*Directions*: Return every entry exactly as written, with the pictures removed.

(Figure content listings)
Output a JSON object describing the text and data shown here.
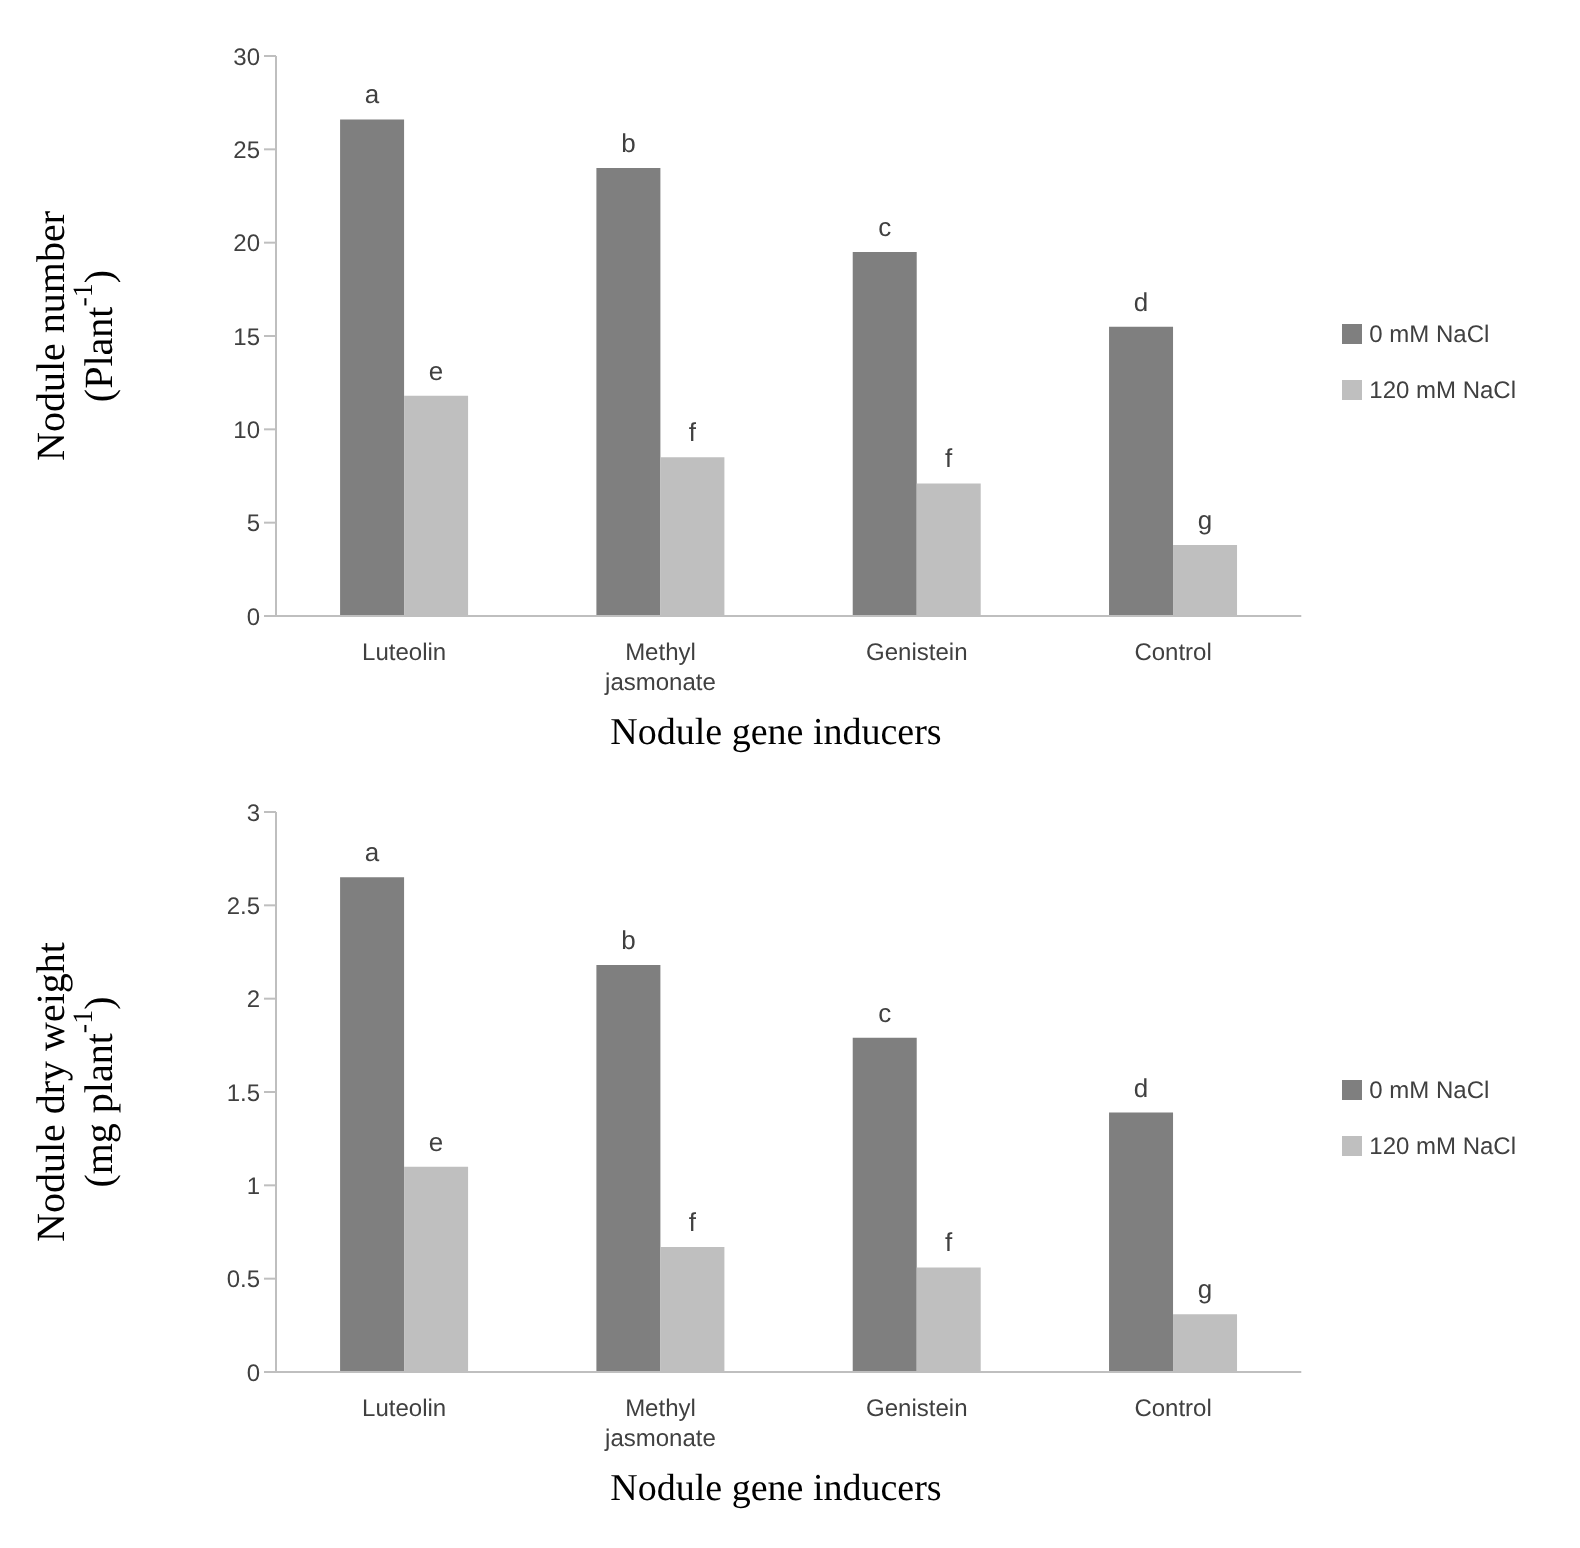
{
  "chart_data": [
    {
      "type": "bar",
      "categories": [
        "Luteolin",
        "Methyl jasmonate",
        "Genistein",
        "Control"
      ],
      "xlabel": "Nodule gene inducers",
      "ylabel": "Nodule number\n(Plant$^{-1}$)",
      "ylim": [
        0,
        30
      ],
      "yticks": [
        0,
        5,
        10,
        15,
        20,
        25,
        30
      ],
      "grid": false,
      "legend": "right",
      "series": [
        {
          "name": "0 mM NaCl",
          "color": "#7f7f7f",
          "values": [
            26.6,
            24,
            19.5,
            15.5
          ]
        },
        {
          "name": "120 mM NaCl",
          "color": "#bfbfbf",
          "values": [
            11.8,
            8.5,
            7.1,
            3.8
          ]
        }
      ],
      "annotations": [
        {
          "text": "a",
          "x": "Luteolin",
          "y": 26.6
        },
        {
          "text": "e",
          "x": "Luteolin",
          "y": 11.8
        },
        {
          "text": "b",
          "x": "Methyl jasmonate",
          "y": 24
        },
        {
          "text": "f",
          "x": "Methyl jasmonate",
          "y": 8.5
        },
        {
          "text": "c",
          "x": "Genistein",
          "y": 19.5
        },
        {
          "text": "f",
          "x": "Genistein",
          "y": 7.1
        },
        {
          "text": "d",
          "x": "Control",
          "y": 15.5
        },
        {
          "text": "g",
          "x": "Control",
          "y": 3.8
        }
      ]
    },
    {
      "type": "bar",
      "categories": [
        "Luteolin",
        "Methyl jasmonate",
        "Genistein",
        "Control"
      ],
      "xlabel": "Nodule gene inducers",
      "ylabel": "Nodule dry weight\n(mg plant$^{-1}$)",
      "ylim": [
        0,
        3
      ],
      "yticks": [
        0,
        0.5,
        1,
        1.5,
        2,
        2.5,
        3
      ],
      "grid": false,
      "legend": "right",
      "series": [
        {
          "name": "0 mM NaCl",
          "color": "#7f7f7f",
          "values": [
            2.65,
            2.18,
            1.79,
            1.39
          ]
        },
        {
          "name": "120 mM NaCl",
          "color": "#bfbfbf",
          "values": [
            1.1,
            0.67,
            0.56,
            0.31
          ]
        }
      ],
      "annotations": [
        {
          "text": "a",
          "x": "Luteolin",
          "y": 2.65
        },
        {
          "text": "e",
          "x": "Luteolin",
          "y": 1.1
        },
        {
          "text": "b",
          "x": "Methyl jasmonate",
          "y": 2.18
        },
        {
          "text": "f",
          "x": "Methyl jasmonate",
          "y": 0.67
        },
        {
          "text": "c",
          "x": "Genistein",
          "y": 1.79
        },
        {
          "text": "f",
          "x": "Genistein",
          "y": 0.56
        },
        {
          "text": "d",
          "x": "Control",
          "y": 1.39
        },
        {
          "text": "g",
          "x": "Control",
          "y": 0.31
        }
      ]
    }
  ]
}
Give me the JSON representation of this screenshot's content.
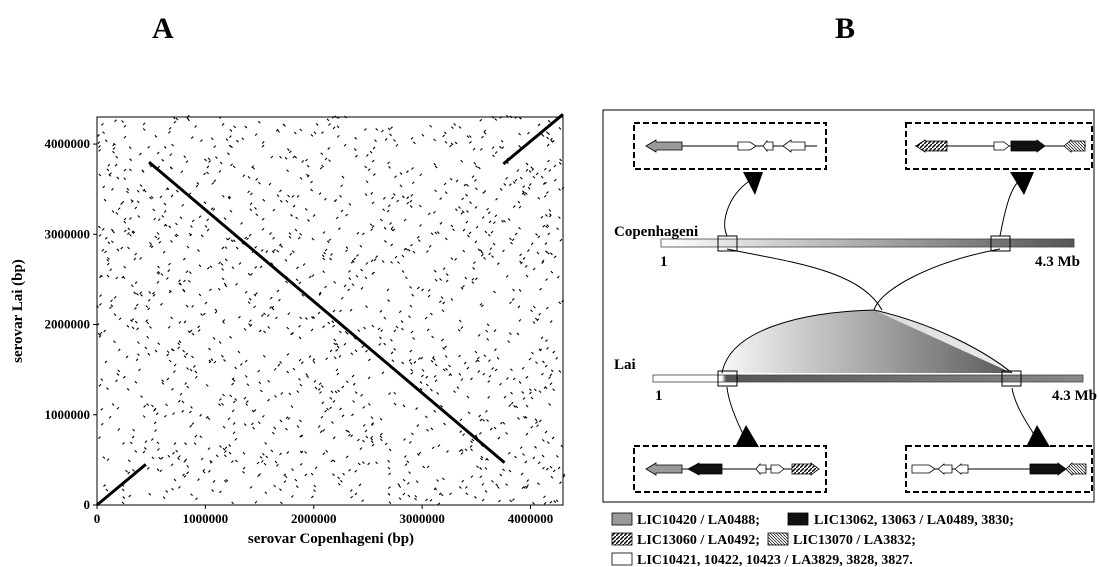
{
  "panels": {
    "a": "A",
    "b": "B"
  },
  "colors": {
    "gray": "#999999",
    "black": "#111111",
    "white": "#ffffff",
    "gradient_light": "#f2f2f2",
    "gradient_dark": "#555555"
  },
  "chart_data": {
    "type": "scatter",
    "title": "",
    "xlabel": "serovar Copenhageni (bp)",
    "ylabel": "serovar Lai (bp)",
    "xlim": [
      0,
      4300000
    ],
    "ylim": [
      0,
      4300000
    ],
    "xticks": [
      0,
      1000000,
      2000000,
      3000000,
      4000000
    ],
    "yticks": [
      0,
      1000000,
      2000000,
      3000000,
      4000000
    ],
    "xtick_labels": [
      "0",
      "1000000",
      "2000000",
      "3000000",
      "4000000"
    ],
    "ytick_labels": [
      "0",
      "1000000",
      "2000000",
      "3000000",
      "4000000"
    ],
    "grid": false,
    "segments": [
      {
        "name": "",
        "x": [
          0,
          450000
        ],
        "y": [
          0,
          450000
        ]
      },
      {
        "name": "",
        "x": [
          480000,
          3760000
        ],
        "y": [
          3800000,
          470000
        ]
      },
      {
        "name": "",
        "x": [
          3750000,
          4300000
        ],
        "y": [
          3780000,
          4330000
        ]
      }
    ],
    "background_points": 1500
  },
  "diagram": {
    "top_genome": {
      "name": "Copenhageni",
      "start": "1",
      "end": "4.3 Mb"
    },
    "bottom_genome": {
      "name": "Lai",
      "start": "1",
      "end": "4.3 Mb"
    }
  },
  "legend": {
    "row1": [
      {
        "fill": "gray",
        "label": "LIC10420 / LA0488;"
      },
      {
        "fill": "black",
        "label": "LIC13062, 13063 / LA0489, 3830;"
      }
    ],
    "row2": [
      {
        "fill": "diag",
        "label": "LIC13060 / LA0492;"
      },
      {
        "fill": "hatch",
        "label": "LIC13070 / LA3832;"
      }
    ],
    "row3": [
      {
        "fill": "white",
        "label": "LIC10421, 10422, 10423 / LA3829, 3828, 3827."
      }
    ]
  }
}
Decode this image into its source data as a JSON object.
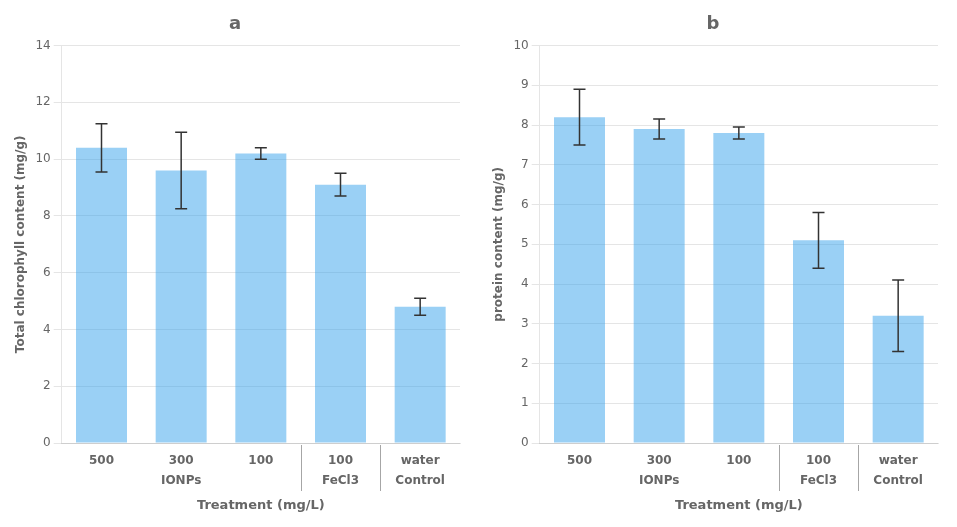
{
  "chart_data": [
    {
      "type": "bar",
      "title": "a",
      "y_label": "Total chlorophyll content (mg/g)",
      "x_label": "Treatment (mg/L)",
      "categories": [
        "500",
        "300",
        "100",
        "100",
        "water"
      ],
      "groups": [
        "IONPs",
        "IONPs",
        "IONPs",
        "FeCl3",
        "Control"
      ],
      "values": [
        10.4,
        9.6,
        10.2,
        9.1,
        4.8
      ],
      "errors": [
        0.85,
        1.35,
        0.2,
        0.4,
        0.3
      ],
      "ylim": [
        0,
        14
      ],
      "yticks": [
        0,
        2,
        4,
        6,
        8,
        10,
        12,
        14
      ],
      "grid": true
    },
    {
      "type": "bar",
      "title": "b",
      "y_label": "protein content (mg/g)",
      "x_label": "Treatment (mg/L)",
      "categories": [
        "500",
        "300",
        "100",
        "100",
        "water"
      ],
      "groups": [
        "IONPs",
        "IONPs",
        "IONPs",
        "FeCl3",
        "Control"
      ],
      "values": [
        8.2,
        7.9,
        7.8,
        5.1,
        3.2
      ],
      "errors": [
        0.7,
        0.25,
        0.15,
        0.7,
        0.9
      ],
      "ylim": [
        0,
        10
      ],
      "yticks": [
        0,
        1,
        2,
        3,
        4,
        5,
        6,
        7,
        8,
        9,
        10
      ],
      "grid": true
    }
  ]
}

*Exercise answer*:
Output a JSON object describing the text and data shown here.
{
  "chart_data": [
    {
      "type": "bar",
      "categories": [
        "Luteolin",
        "Methyl jasmonate",
        "Genistein",
        "Control"
      ],
      "xlabel": "Nodule gene inducers",
      "ylabel": "Nodule number\n(Plant$^{-1}$)",
      "ylim": [
        0,
        30
      ],
      "yticks": [
        0,
        5,
        10,
        15,
        20,
        25,
        30
      ],
      "grid": false,
      "legend": "right",
      "series": [
        {
          "name": "0 mM NaCl",
          "color": "#7f7f7f",
          "values": [
            26.6,
            24,
            19.5,
            15.5
          ]
        },
        {
          "name": "120 mM NaCl",
          "color": "#bfbfbf",
          "values": [
            11.8,
            8.5,
            7.1,
            3.8
          ]
        }
      ],
      "annotations": [
        {
          "text": "a",
          "x": "Luteolin",
          "y": 26.6
        },
        {
          "text": "e",
          "x": "Luteolin",
          "y": 11.8
        },
        {
          "text": "b",
          "x": "Methyl jasmonate",
          "y": 24
        },
        {
          "text": "f",
          "x": "Methyl jasmonate",
          "y": 8.5
        },
        {
          "text": "c",
          "x": "Genistein",
          "y": 19.5
        },
        {
          "text": "f",
          "x": "Genistein",
          "y": 7.1
        },
        {
          "text": "d",
          "x": "Control",
          "y": 15.5
        },
        {
          "text": "g",
          "x": "Control",
          "y": 3.8
        }
      ]
    },
    {
      "type": "bar",
      "categories": [
        "Luteolin",
        "Methyl jasmonate",
        "Genistein",
        "Control"
      ],
      "xlabel": "Nodule gene inducers",
      "ylabel": "Nodule dry weight\n(mg plant$^{-1}$)",
      "ylim": [
        0,
        3
      ],
      "yticks": [
        0,
        0.5,
        1,
        1.5,
        2,
        2.5,
        3
      ],
      "grid": false,
      "legend": "right",
      "series": [
        {
          "name": "0 mM NaCl",
          "color": "#7f7f7f",
          "values": [
            2.65,
            2.18,
            1.79,
            1.39
          ]
        },
        {
          "name": "120 mM NaCl",
          "color": "#bfbfbf",
          "values": [
            1.1,
            0.67,
            0.56,
            0.31
          ]
        }
      ],
      "annotations": [
        {
          "text": "a",
          "x": "Luteolin",
          "y": 2.65
        },
        {
          "text": "e",
          "x": "Luteolin",
          "y": 1.1
        },
        {
          "text": "b",
          "x": "Methyl jasmonate",
          "y": 2.18
        },
        {
          "text": "f",
          "x": "Methyl jasmonate",
          "y": 0.67
        },
        {
          "text": "c",
          "x": "Genistein",
          "y": 1.79
        },
        {
          "text": "f",
          "x": "Genistein",
          "y": 0.56
        },
        {
          "text": "d",
          "x": "Control",
          "y": 1.39
        },
        {
          "text": "g",
          "x": "Control",
          "y": 0.31
        }
      ]
    }
  ]
}
Give me the JSON representation of this screenshot's content.
{
  "panels": {
    "a": "A",
    "b": "B"
  },
  "colors": {
    "gray": "#999999",
    "black": "#111111",
    "white": "#ffffff",
    "gradient_light": "#f2f2f2",
    "gradient_dark": "#555555"
  },
  "chart_data": {
    "type": "scatter",
    "title": "",
    "xlabel": "serovar Copenhageni (bp)",
    "ylabel": "serovar Lai (bp)",
    "xlim": [
      0,
      4300000
    ],
    "ylim": [
      0,
      4300000
    ],
    "xticks": [
      0,
      1000000,
      2000000,
      3000000,
      4000000
    ],
    "yticks": [
      0,
      1000000,
      2000000,
      3000000,
      4000000
    ],
    "xtick_labels": [
      "0",
      "1000000",
      "2000000",
      "3000000",
      "4000000"
    ],
    "ytick_labels": [
      "0",
      "1000000",
      "2000000",
      "3000000",
      "4000000"
    ],
    "grid": false,
    "segments": [
      {
        "name": "",
        "x": [
          0,
          450000
        ],
        "y": [
          0,
          450000
        ]
      },
      {
        "name": "",
        "x": [
          480000,
          3760000
        ],
        "y": [
          3800000,
          470000
        ]
      },
      {
        "name": "",
        "x": [
          3750000,
          4300000
        ],
        "y": [
          3780000,
          4330000
        ]
      }
    ],
    "background_points": 1500
  },
  "diagram": {
    "top_genome": {
      "name": "Copenhageni",
      "start": "1",
      "end": "4.3 Mb"
    },
    "bottom_genome": {
      "name": "Lai",
      "start": "1",
      "end": "4.3 Mb"
    }
  },
  "legend": {
    "row1": [
      {
        "fill": "gray",
        "label": "LIC10420 / LA0488;"
      },
      {
        "fill": "black",
        "label": "LIC13062, 13063 / LA0489, 3830;"
      }
    ],
    "row2": [
      {
        "fill": "diag",
        "label": "LIC13060 / LA0492;"
      },
      {
        "fill": "hatch",
        "label": "LIC13070 / LA3832;"
      }
    ],
    "row3": [
      {
        "fill": "white",
        "label": "LIC10421, 10422, 10423 / LA3829, 3828, 3827."
      }
    ]
  }
}
Decode this image into its source data as a JSON object.
{
  "chart_data": [
    {
      "type": "bar",
      "title": "a",
      "y_label": "Total chlorophyll content (mg/g)",
      "x_label": "Treatment (mg/L)",
      "categories": [
        "500",
        "300",
        "100",
        "100",
        "water"
      ],
      "groups": [
        "IONPs",
        "IONPs",
        "IONPs",
        "FeCl3",
        "Control"
      ],
      "values": [
        10.4,
        9.6,
        10.2,
        9.1,
        4.8
      ],
      "errors": [
        0.85,
        1.35,
        0.2,
        0.4,
        0.3
      ],
      "ylim": [
        0,
        14
      ],
      "yticks": [
        0,
        2,
        4,
        6,
        8,
        10,
        12,
        14
      ],
      "grid": true
    },
    {
      "type": "bar",
      "title": "b",
      "y_label": "protein content (mg/g)",
      "x_label": "Treatment (mg/L)",
      "categories": [
        "500",
        "300",
        "100",
        "100",
        "water"
      ],
      "groups": [
        "IONPs",
        "IONPs",
        "IONPs",
        "FeCl3",
        "Control"
      ],
      "values": [
        8.2,
        7.9,
        7.8,
        5.1,
        3.2
      ],
      "errors": [
        0.7,
        0.25,
        0.15,
        0.7,
        0.9
      ],
      "ylim": [
        0,
        10
      ],
      "yticks": [
        0,
        1,
        2,
        3,
        4,
        5,
        6,
        7,
        8,
        9,
        10
      ],
      "grid": true
    }
  ]
}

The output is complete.